Raw records:
--- Start ---

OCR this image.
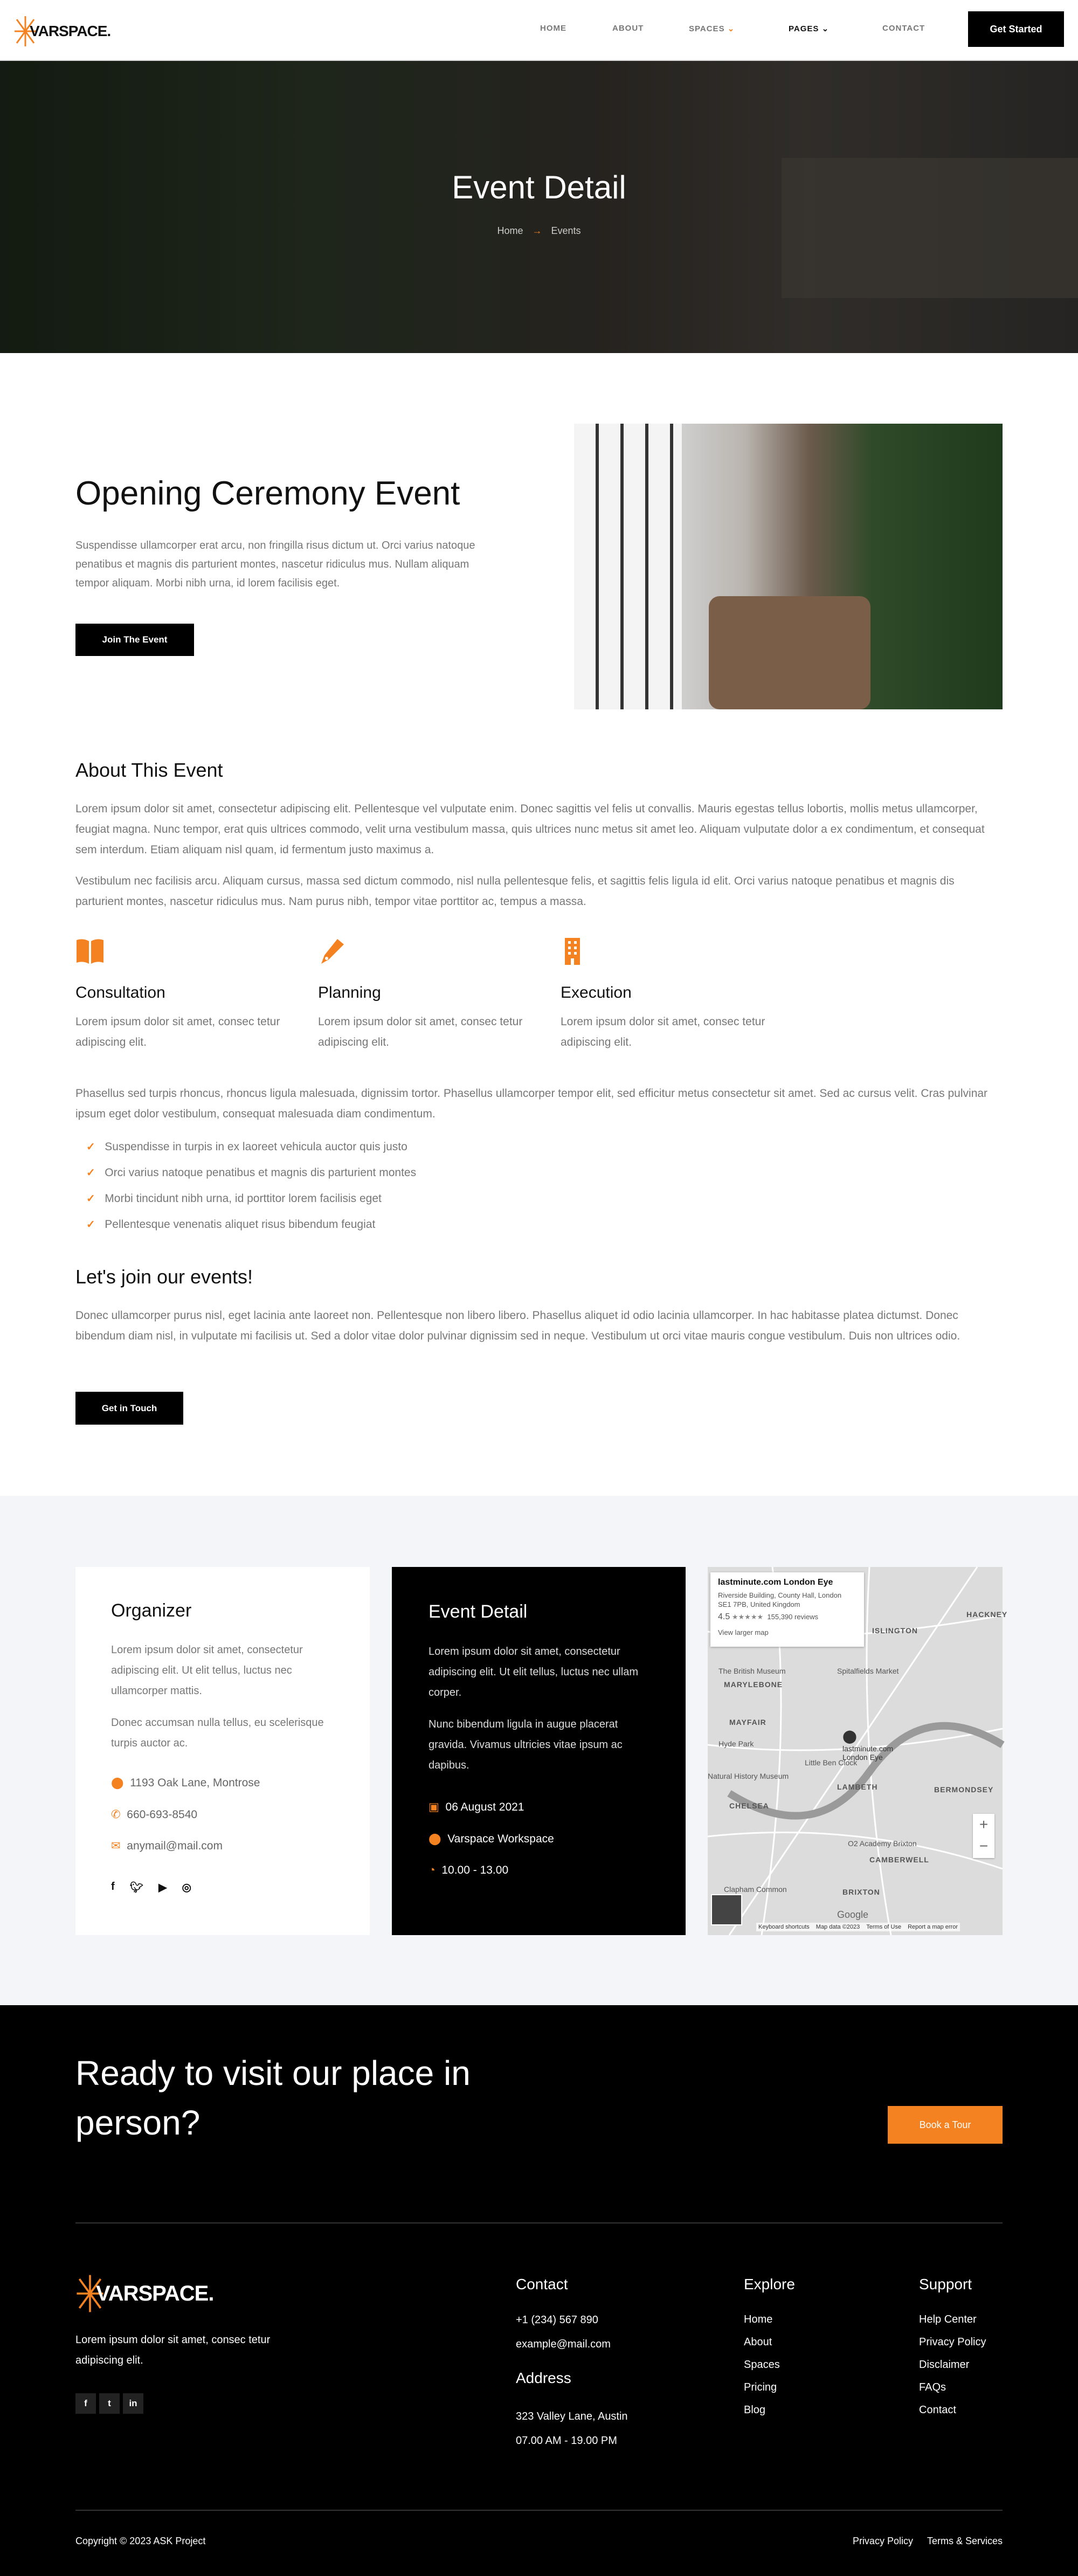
VARSPACE.	HOME	ABOUT	SPACES ⌄	PAGES ⌄	CONTACT	Get Started
Event Detail
Home → Events
Opening Ceremony Event

Suspendisse ullamcorper erat arcu, non fringilla risus dictum ut. Orci varius natoque penatibus et magnis dis parturient montes, nascetur ridiculus mus. Nullam aliquam tempor aliquam. Morbi nibh urna, id lorem facilisis eget.

Join The Event
About This Event

Lorem ipsum dolor sit amet, consectetur adipiscing elit. Pellentesque vel vulputate enim. Donec sagittis vel felis ut convallis. Mauris egestas tellus lobortis, mollis metus ullamcorper, feugiat magna. Nunc tempor, erat quis ultrices commodo, velit urna vestibulum massa, quis ultrices nunc metus sit amet leo. Aliquam vulputate dolor a ex condimentum, et consequat sem interdum. Etiam aliquam nisl quam, id fermentum justo maximus a.

Vestibulum nec facilisis arcu. Aliquam cursus, massa sed dictum commodo, nisl nulla pellentesque felis, et sagittis felis ligula id elit. Orci varius natoque penatibus et magnis dis parturient montes, nascetur ridiculus mus. Nam purus nibh, tempor vitae porttitor ac, tempus a massa.

Consultation

Lorem ipsum dolor sit amet, consec tetur adipiscing elit.

Planning

Lorem ipsum dolor sit amet, consec tetur adipiscing elit.

Execution

Lorem ipsum dolor sit amet, consec tetur adipiscing elit.

Phasellus sed turpis rhoncus, rhoncus ligula malesuada, dignissim tortor. Phasellus ullamcorper tempor elit, sed efficitur metus consectetur sit amet. Sed ac cursus velit. Cras pulvinar ipsum eget dolor vestibulum, consequat malesuada diam condimentum.

✓ Suspendisse in turpis in ex laoreet vehicula auctor quis justo
✓ Orci varius natoque penatibus et magnis dis parturient montes
✓ Morbi tincidunt nibh urna, id porttitor lorem facilisis eget
✓ Pellentesque venenatis aliquet risus bibendum feugiat
Let's join our events!

Donec ullamcorper purus nisl, eget lacinia ante laoreet non. Pellentesque non libero libero. Phasellus aliquet id odio lacinia ullamcorper. In hac habitasse platea dictumst. Donec bibendum diam nisl, in vulputate mi facilisis ut. Sed a dolor vitae dolor pulvinar dignissim sed in neque. Vestibulum ut orci vitae mauris congue vestibulum. Duis non ultrices odio.

Get in Touch
Organizer

Lorem ipsum dolor sit amet, consectetur adipiscing elit. Ut elit tellus, luctus nec ullamcorper mattis.

Donec accumsan nulla tellus, eu scelerisque turpis auctor ac.

⬤ 1193 Oak Lane, Montrose
✆ 660-693-8540
✉ anymail@mail.com
f 🐦︎ ▶ ◎
Event Detail

Lorem ipsum dolor sit amet, consectetur adipiscing elit. Ut elit tellus, luctus nec ullam corper.

Nunc bibendum ligula in augue placerat gravida. Vivamus ultricies vitae ipsum ac dapibus.

▣ 06 August 2021
⬤ Varspace Workspace
◔ 10.00 - 13.00
HACKNEY
ISLINGTON
MARYLEBONE
MAYFAIR
LAMBETH	BERMONDSEY
CHELSEA
CAMBERWELL
BRIXTON
The British Museum	Spitalfields Market
Hyde Park
Little Ben Clock
Natural History Museum
O2 Academy Brixton
Clapham Common
⬤ lastminute.com London Eye
lastminute.com London Eye
Riverside Building, County Hall, London SE1 7PB, United Kingdom
4.5 ★★★★★ 155,390 reviews
View larger map
+
−
Google
Keyboard shortcuts Map data ©2023 Terms of Use Report a map error
Ready to visit our place in person?	Book a Tour
VARSPACE.

Lorem ipsum dolor sit amet, consec tetur adipiscing elit.

f	t	in
Contact
+1 (234) 567 890
example@mail.com
Address
323 Valley Lane, Austin
07.00 AM - 19.00 PM
Explore
Home
About
Spaces
Pricing
Blog
Support
Help Center
Privacy Policy
Disclaimer
FAQs
Contact
Copyright © 2023 ASK Project	Privacy Policy Terms & Services
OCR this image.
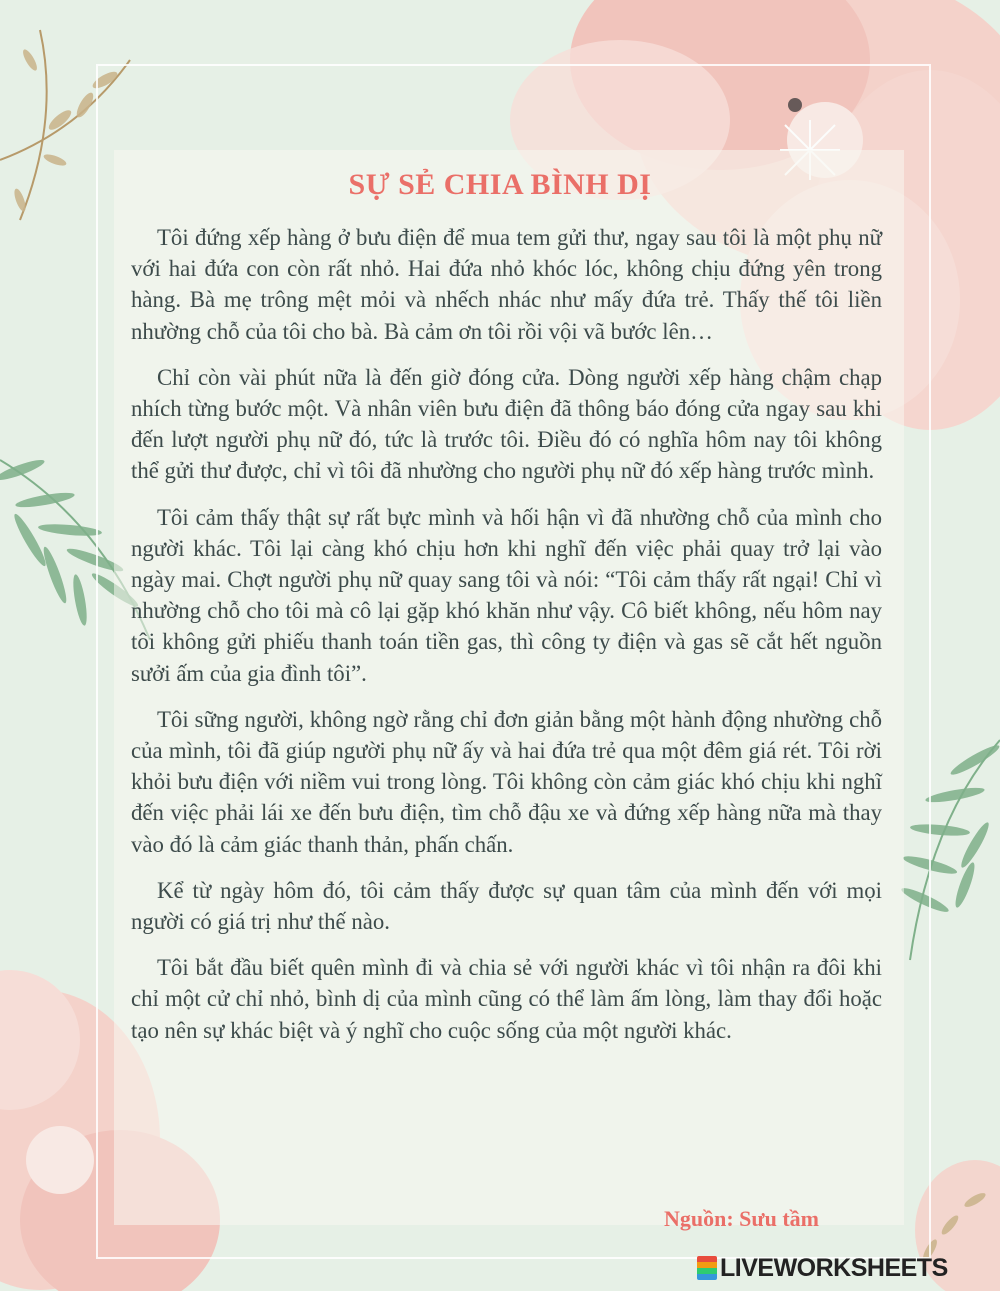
SỰ SẺ CHIA BÌNH DỊ

Tôi đứng xếp hàng ở bưu điện để mua tem gửi thư, ngay sau tôi là một phụ nữ với hai đứa con còn rất nhỏ. Hai đứa nhỏ khóc lóc, không chịu đứng yên trong hàng. Bà mẹ trông mệt mỏi và nhếch nhác như mấy đứa trẻ. Thấy thế tôi liền nhường chỗ của tôi cho bà. Bà cảm ơn tôi rồi vội vã bước lên…

Chỉ còn vài phút nữa là đến giờ đóng cửa. Dòng người xếp hàng chậm chạp nhích từng bước một. Và nhân viên bưu điện đã thông báo đóng cửa ngay sau khi đến lượt người phụ nữ đó, tức là trước tôi. Điều đó có nghĩa hôm nay tôi không thể gửi thư được, chỉ vì tôi đã nhường cho người phụ nữ đó xếp hàng trước mình.

Tôi cảm thấy thật sự rất bực mình và hối hận vì đã nhường chỗ của mình cho người khác. Tôi lại càng khó chịu hơn khi nghĩ đến việc phải quay trở lại vào ngày mai. Chợt người phụ nữ quay sang tôi và nói: “Tôi cảm thấy rất ngại! Chỉ vì nhường chỗ cho tôi mà cô lại gặp khó khăn như vậy. Cô biết không, nếu hôm nay tôi không gửi phiếu thanh toán tiền gas, thì công ty điện và gas sẽ cắt hết nguồn sưởi ấm của gia đình tôi”.

Tôi sững người, không ngờ rằng chỉ đơn giản bằng một hành động nhường chỗ của mình, tôi đã giúp người phụ nữ ấy và hai đứa trẻ qua một đêm giá rét. Tôi rời khỏi bưu điện với niềm vui trong lòng. Tôi không còn cảm giác khó chịu khi nghĩ đến việc phải lái xe đến bưu điện, tìm chỗ đậu xe và đứng xếp hàng nữa mà thay vào đó là cảm giác thanh thản, phấn chấn.

Kể từ ngày hôm đó, tôi cảm thấy được sự quan tâm của mình đến với mọi người có giá trị như thế nào.

Tôi bắt đầu biết quên mình đi và chia sẻ với người khác vì tôi nhận ra đôi khi chỉ một cử chỉ nhỏ, bình dị của mình cũng có thể làm ấm lòng, làm thay đổi hoặc tạo nên sự khác biệt và ý nghĩ cho cuộc sống của một người khác.

Nguồn: Sưu tầm
LIVEWORKSHEETS
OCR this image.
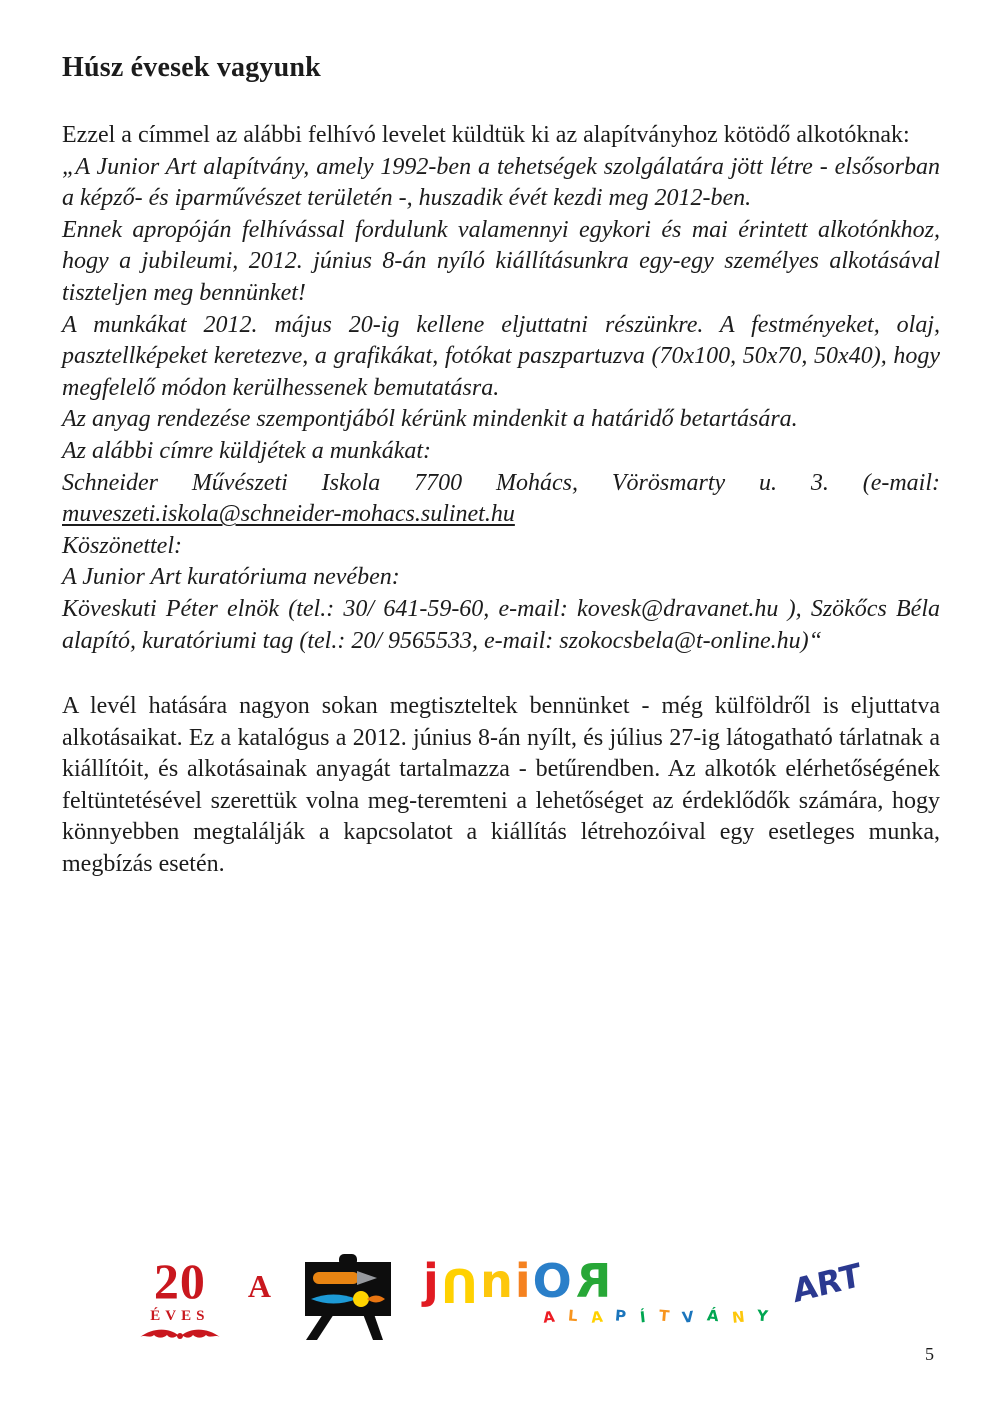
Húsz évesek vagyunk

Ezzel a címmel az alábbi felhívó levelet küldtük ki az alapítványhoz kötödő alkotóknak:

„A Junior Art alapítvány, amely 1992-ben a tehetségek szolgálatára jött létre - elsősorban a képző- és iparművészet területén -, huszadik évét kezdi meg 2012-ben.

Ennek apropóján felhívással fordulunk valamennyi egykori és mai érintett alkotónkhoz, hogy a jubileumi, 2012. június 8-án nyíló kiállításunkra egy-egy személyes alkotásával tiszteljen meg bennünket!

A munkákat 2012. május 20-ig kellene eljuttatni részünkre. A festményeket, olaj, pasztellképeket keretezve, a grafikákat, fotókat paszpartuzva (70x100, 50x70, 50x40), hogy megfelelő módon kerülhessenek bemutatásra.

Az anyag rendezése szempontjából kérünk mindenkit a határidő betartására.

Az alábbi címre küldjétek a munkákat:

Schneider Művészeti Iskola 7700 Mohács, Vörösmarty u. 3. (e-mail: muveszeti.iskola@schneider-mohacs.sulinet.hu

Köszönettel:

A Junior Art kuratóriuma nevében:

Köveskuti Péter elnök (tel.: 30/ 641-59-60, e-mail: kovesk@dravanet.hu ), Szökőcs Béla alapító, kuratóriumi tag (tel.: 20/ 9565533, e-mail: szokocsbela@t-online.hu)“

A levél hatására nagyon sokan megtiszteltek bennünket - még külföldről is eljuttatva alkotásaikat. Ez a katalógus a 2012. június 8-án nyílt, és július 27-ig látogatható tárlatnak a kiállítóit, és alkotásainak anyagát tartalmazza - betűrendben. Az alkotók elérhetőségének feltüntetésével szerettük volna meg-teremteni a lehetőséget az érdeklődők számára, hogy könnyebben megtalálják a kapcsolatot a kiállítás létrehozóival egy esetleges munka, megbízás esetén.

20
ÉVES
A	j U n i O R
A L A P Í T V Á N Y
ART
5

--- End ---

## THE REQUEST
Look above for every line with the word "Junior" and copy it.

## WRITTEN SOLUTION
„A Junior Art alapítvány, amely 1992-ben a tehetségek szolgálatára jött létre - elsősorban a képző- és iparművészet területén -, huszadik évét kezdi meg 2012-ben.
A Junior Art kuratóriuma nevében:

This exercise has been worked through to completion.